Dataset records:
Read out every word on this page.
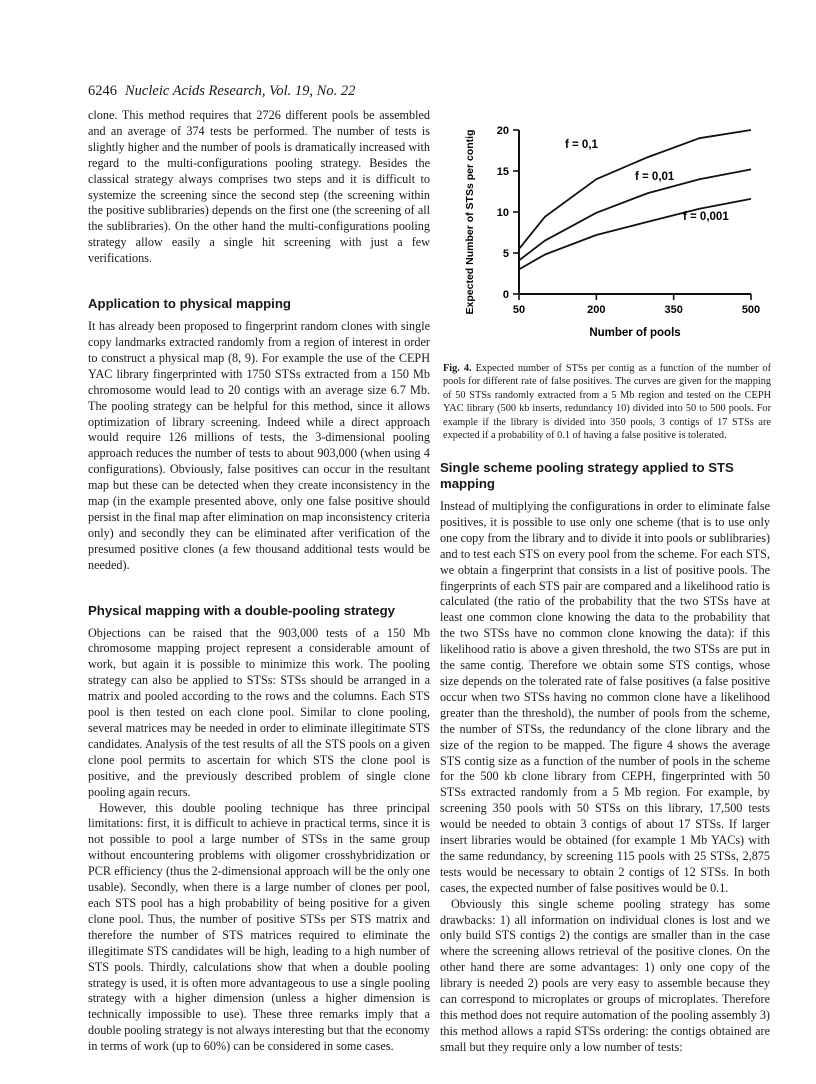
6246 Nucleic Acids Research, Vol. 19, No. 22

clone. This method requires that 2726 different pools be assembled and an average of 374 tests be performed. The number of tests is slightly higher and the number of pools is dramatically increased with regard to the multi-configurations pooling strategy. Besides the classical strategy always comprises two steps and it is difficult to systemize the screening since the second step (the screening within the positive sublibraries) depends on the first one (the screening of all the sublibraries). On the other hand the multi-configurations pooling strategy allow easily a single hit screening with just a few verifications.

Application to physical mapping

It has already been proposed to fingerprint random clones with single copy landmarks extracted randomly from a region of interest in order to construct a physical map (8, 9). For example the use of the CEPH YAC library fingerprinted with 1750 STSs extracted from a 150 Mb chromosome would lead to 20 contigs with an average size 6.7 Mb. The pooling strategy can be helpful for this method, since it allows optimization of library screening. Indeed while a direct approach would require 126 millions of tests, the 3-dimensional pooling approach reduces the number of tests to about 903,000 (when using 4 configurations). Obviously, false positives can occur in the resultant map but these can be detected when they create inconsistency in the map (in the example presented above, only one false positive should persist in the final map after elimination on map inconsistency criteria only) and secondly they can be eliminated after verification of the presumed positive clones (a few thousand additional tests would be needed).

Physical mapping with a double-pooling strategy

Objections can be raised that the 903,000 tests of a 150 Mb chromosome mapping project represent a considerable amount of work, but again it is possible to minimize this work. The pooling strategy can also be applied to STSs: STSs should be arranged in a matrix and pooled according to the rows and the columns. Each STS pool is then tested on each clone pool. Similar to clone pooling, several matrices may be needed in order to eliminate illegitimate STS candidates. Analysis of the test results of all the STS pools on a given clone pool permits to ascertain for which STS the clone pool is positive, and the previously described problem of single clone pooling again recurs.

However, this double pooling technique has three principal limitations: first, it is difficult to achieve in practical terms, since it is not possible to pool a large number of STSs in the same group without encountering problems with oligomer crosshybridization or PCR efficiency (thus the 2-dimensional approach will be the only one usable). Secondly, when there is a large number of clones per pool, each STS pool has a high probability of being positive for a given clone pool. Thus, the number of positive STSs per STS matrix and therefore the number of STS matrices required to eliminate the illegitimate STS candidates will be high, leading to a high number of STS pools. Thirdly, calculations show that when a double pooling strategy is used, it is often more advantageous to use a single pooling strategy with a higher dimension (unless a higher dimension is technically impossible to use). These three remarks imply that a double pooling strategy is not always interesting but that the economy in terms of work (up to 60%) can be considered in some cases.

0
5
10
15
20
50	200	350	500
Number of pools
Expected Number of STSs per contig	f = 0,1
f = 0,01
f = 0,001
Fig. 4. Expected number of STSs per contig as a function of the number of pools for different rate of false positives. The curves are given for the mapping of 50 STSs randomly extracted from a 5 Mb region and tested on the CEPH YAC library (500 kb inserts, redundancy 10) divided into 50 to 500 pools. For example if the library is divided into 350 pools, 3 contigs of 17 STSs are expected if a probability of 0.1 of having a false positive is tolerated.
Single scheme pooling strategy applied to STS mapping

Instead of multiplying the configurations in order to eliminate false positives, it is possible to use only one scheme (that is to use only one copy from the library and to divide it into pools or sublibraries) and to test each STS on every pool from the scheme. For each STS, we obtain a fingerprint that consists in a list of positive pools. The fingerprints of each STS pair are compared and a likelihood ratio is calculated (the ratio of the probability that the two STSs have at least one common clone knowing the data to the probability that the two STSs have no common clone knowing the data): if this likelihood ratio is above a given threshold, the two STSs are put in the same contig. Therefore we obtain some STS contigs, whose size depends on the tolerated rate of false positives (a false positive occur when two STSs having no common clone have a likelihood greater than the threshold), the number of pools from the scheme, the number of STSs, the redundancy of the clone library and the size of the region to be mapped. The figure 4 shows the average STS contig size as a function of the number of pools in the scheme for the 500 kb clone library from CEPH, fingerprinted with 50 STSs extracted randomly from a 5 Mb region. For example, by screening 350 pools with 50 STSs on this library, 17,500 tests would be needed to obtain 3 contigs of about 17 STSs. If larger insert libraries would be obtained (for example 1 Mb YACs) with the same redundancy, by screening 115 pools with 25 STSs, 2,875 tests would be necessary to obtain 2 contigs of 12 STSs. In both cases, the expected number of false positives would be 0.1.

Obviously this single scheme pooling strategy has some drawbacks: 1) all information on individual clones is lost and we only build STS contigs 2) the contigs are smaller than in the case where the screening allows retrieval of the positive clones. On the other hand there are some advantages: 1) only one copy of the library is needed 2) pools are very easy to assemble because they can correspond to microplates or groups of microplates. Therefore this method does not require automation of the pooling assembly 3) this method allows a rapid STSs ordering: the contigs obtained are small but they require only a low number of tests:
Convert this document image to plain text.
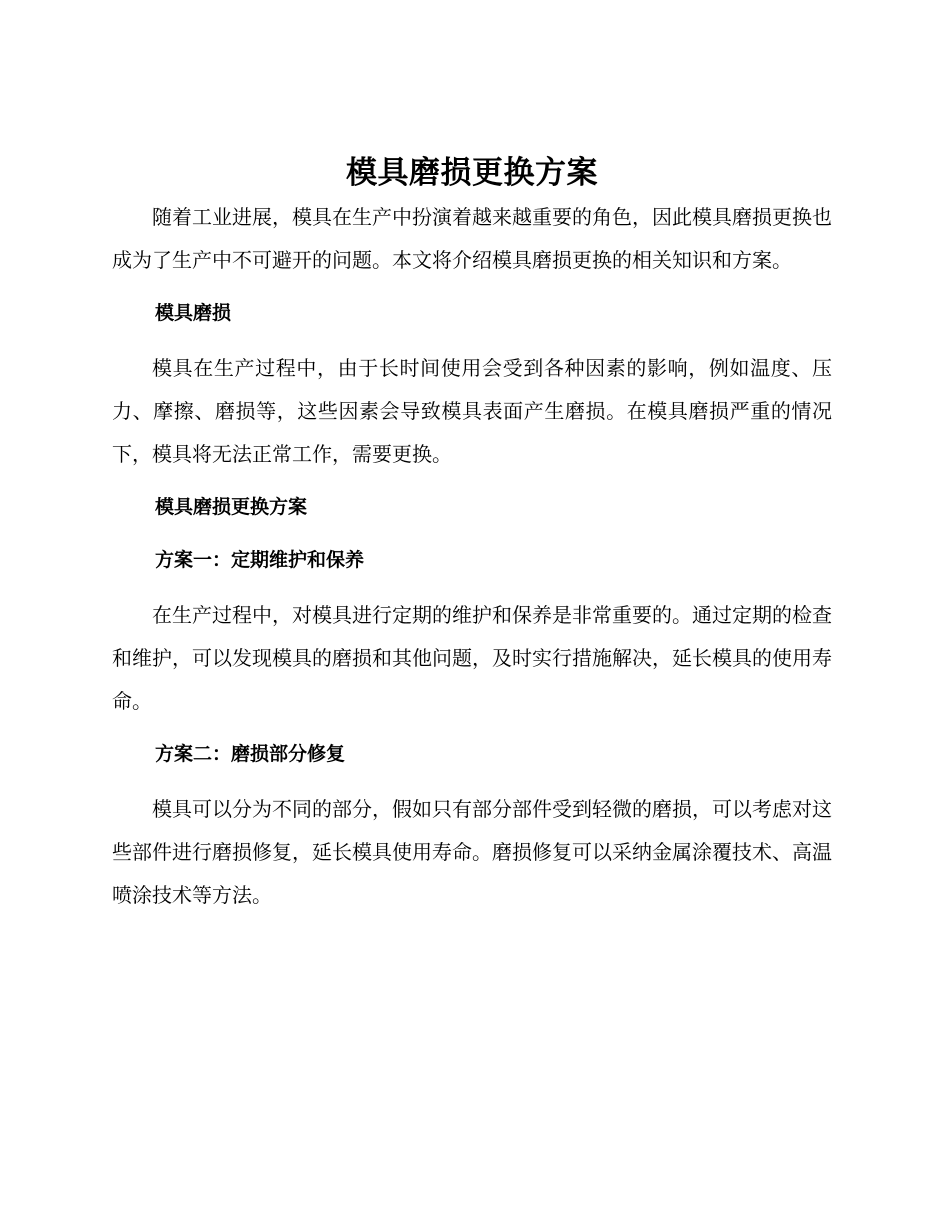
模具磨损更换方案

随着工业进展，模具在生产中扮演着越来越重要的角色，因此模具磨损更换也成为了生产中不可避开的问题。本文将介绍模具磨损更换的相关知识和方案。

模具磨损

模具在生产过程中，由于长时间使用会受到各种因素的影响，例如温度、压力、摩擦、磨损等，这些因素会导致模具表面产生磨损。在模具磨损严重的情况下，模具将无法正常工作，需要更换。

模具磨损更换方案
方案一：定期维护和保养

在生产过程中，对模具进行定期的维护和保养是非常重要的。通过定期的检查和维护，可以发现模具的磨损和其他问题，及时实行措施解决，延长模具的使用寿命。

方案二：磨损部分修复

模具可以分为不同的部分，假如只有部分部件受到轻微的磨损，可以考虑对这些部件进行磨损修复，延长模具使用寿命。磨损修复可以采纳金属涂覆技术、高温喷涂技术等方法。
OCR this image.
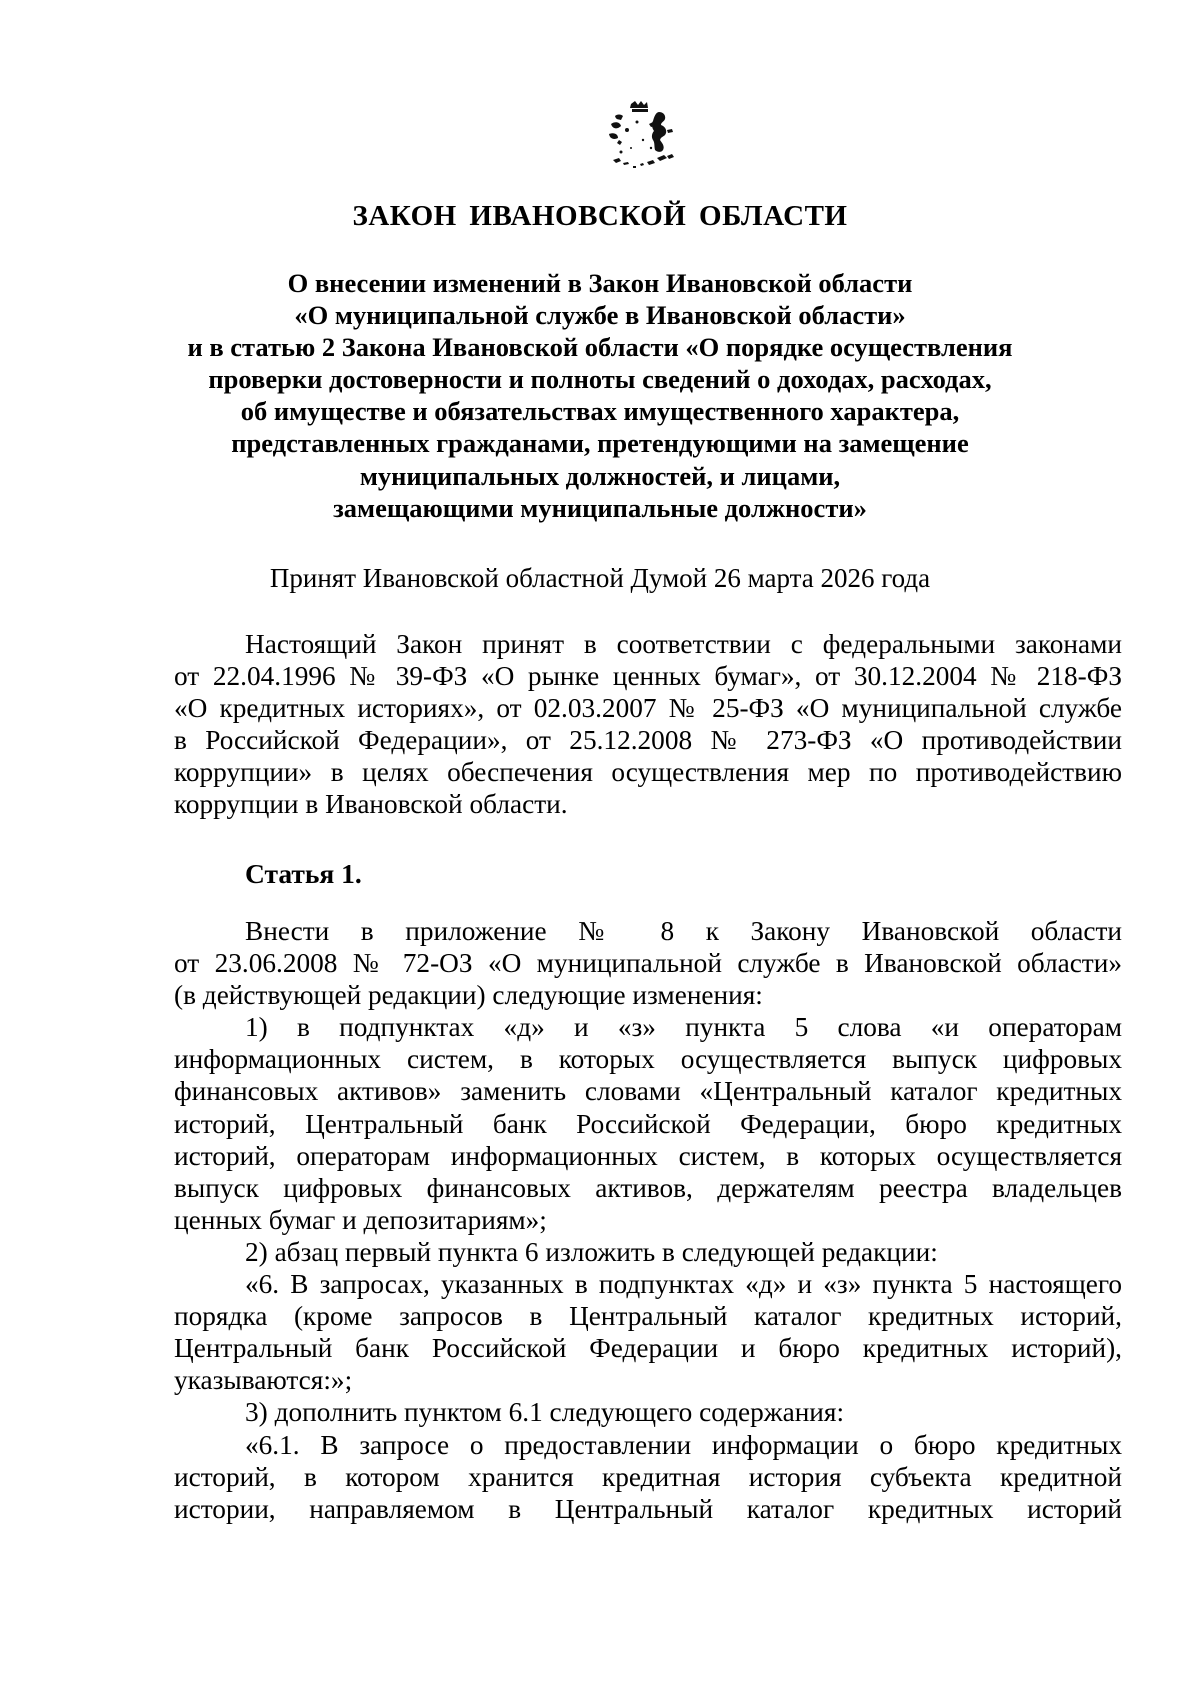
ЗАКОН ИВАНОВСКОЙ ОБЛАСТИ
О внесении изменений в Закон Ивановской области
«О муниципальной службе в Ивановской области»
и в статью 2 Закона Ивановской области «О порядке осуществления
проверки достоверности и полноты сведений о доходах, расходах,
об имуществе и обязательствах имущественного характера,
представленных гражданами, претендующими на замещение
муниципальных должностей, и лицами,
замещающими муниципальные должности»

Принят Ивановской областной Думой 26 марта 2026 года

Настоящий Закон принят в соответствии с федеральными законами
от 22.04.1996 № 39-ФЗ «О рынке ценных бумаг», от 30.12.2004 № 218-ФЗ
«О кредитных историях», от 02.03.2007 № 25-ФЗ «О муниципальной службе
в Российской Федерации», от 25.12.2008 № 273-ФЗ «О противодействии
коррупции» в целях обеспечения осуществления мер по противодействию
коррупции в Ивановской области.
Статья 1.
Внести в приложение № 8 к Закону Ивановской области
от 23.06.2008 № 72-ОЗ «О муниципальной службе в Ивановской области»
(в действующей редакции) следующие изменения:
1) в подпунктах «д» и «з» пункта 5 слова «и операторам
информационных систем, в которых осуществляется выпуск цифровых
финансовых активов» заменить словами «Центральный каталог кредитных
историй, Центральный банк Российской Федерации, бюро кредитных
историй, операторам информационных систем, в которых осуществляется
выпуск цифровых финансовых активов, держателям реестра владельцев
ценных бумаг и депозитариям»;
2) абзац первый пункта 6 изложить в следующей редакции:
«6. В запросах, указанных в подпунктах «д» и «з» пункта 5 настоящего
порядка (кроме запросов в Центральный каталог кредитных историй,
Центральный банк Российской Федерации и бюро кредитных историй),
указываются:»;
3) дополнить пунктом 6.1 следующего содержания:
«6.1. В запросе о предоставлении информации о бюро кредитных
историй, в котором хранится кредитная история субъекта кредитной
истории, направляемом в Центральный каталог кредитных историй
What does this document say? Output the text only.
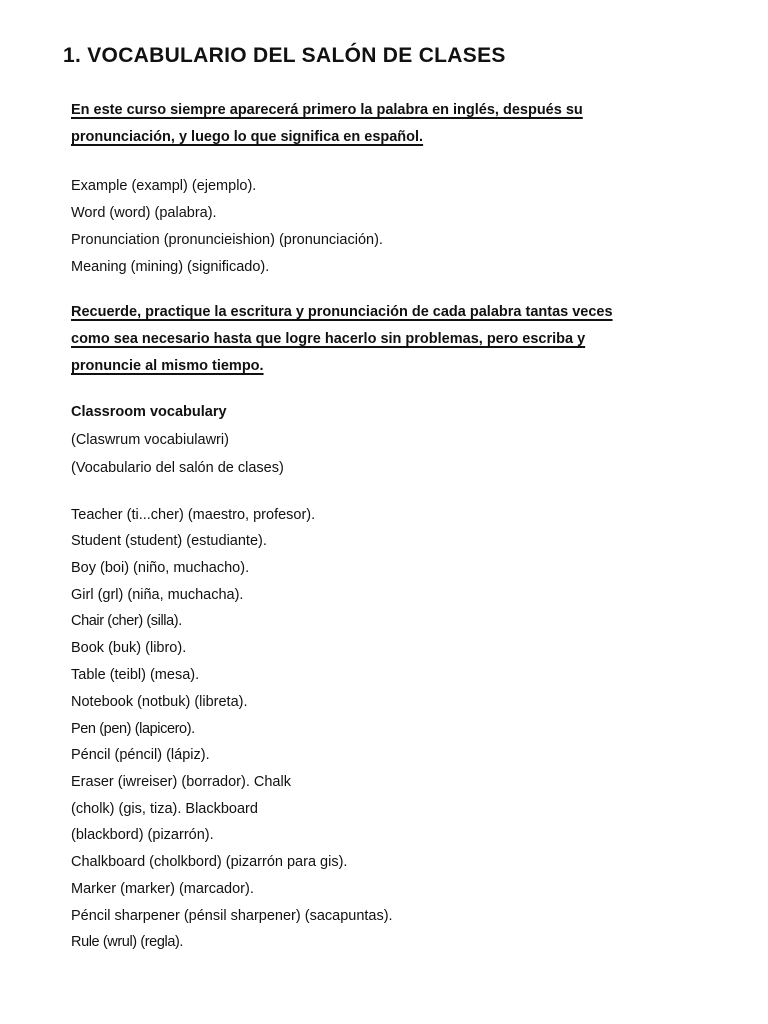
1. VOCABULARIO DEL SALÓN DE CLASES
En este curso siempre aparecerá primero la palabra en inglés, después su
pronunciación, y luego lo que significa en español.
Example (exampl) (ejemplo).
Word (word) (palabra).
Pronunciation (pronuncieishion) (pronunciación).
Meaning (mining) (significado).
Recuerde, practique la escritura y pronunciación de cada palabra tantas veces
como sea necesario hasta que logre hacerlo sin problemas, pero escriba y
pronuncie al mismo tiempo.
Classroom vocabulary
(Claswrum vocabiulawri)
(Vocabulario del salón de clases)
Teacher (ti...cher) (maestro, profesor).
Student (student) (estudiante).
Boy (boi) (niño, muchacho).
Girl (grl) (niña, muchacha).
Chair (cher) (silla).
Book (buk) (libro).
Table (teibl) (mesa).
Notebook (notbuk) (libreta).
Pen (pen) (lapicero).
Péncil (péncil) (lápiz).
Eraser (iwreiser) (borrador). Chalk
(cholk) (gis, tiza). Blackboard
(blackbord) (pizarrón).
Chalkboard (cholkbord) (pizarrón para gis).
Marker (marker) (marcador).
Péncil sharpener (pénsil sharpener) (sacapuntas).
Rule (wrul) (regla).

» **YOUR INSTRUCTIONS**: Of the lines above, how many contain the string "каталог"? Only the number is required.

» **THE SOLUTION**: 3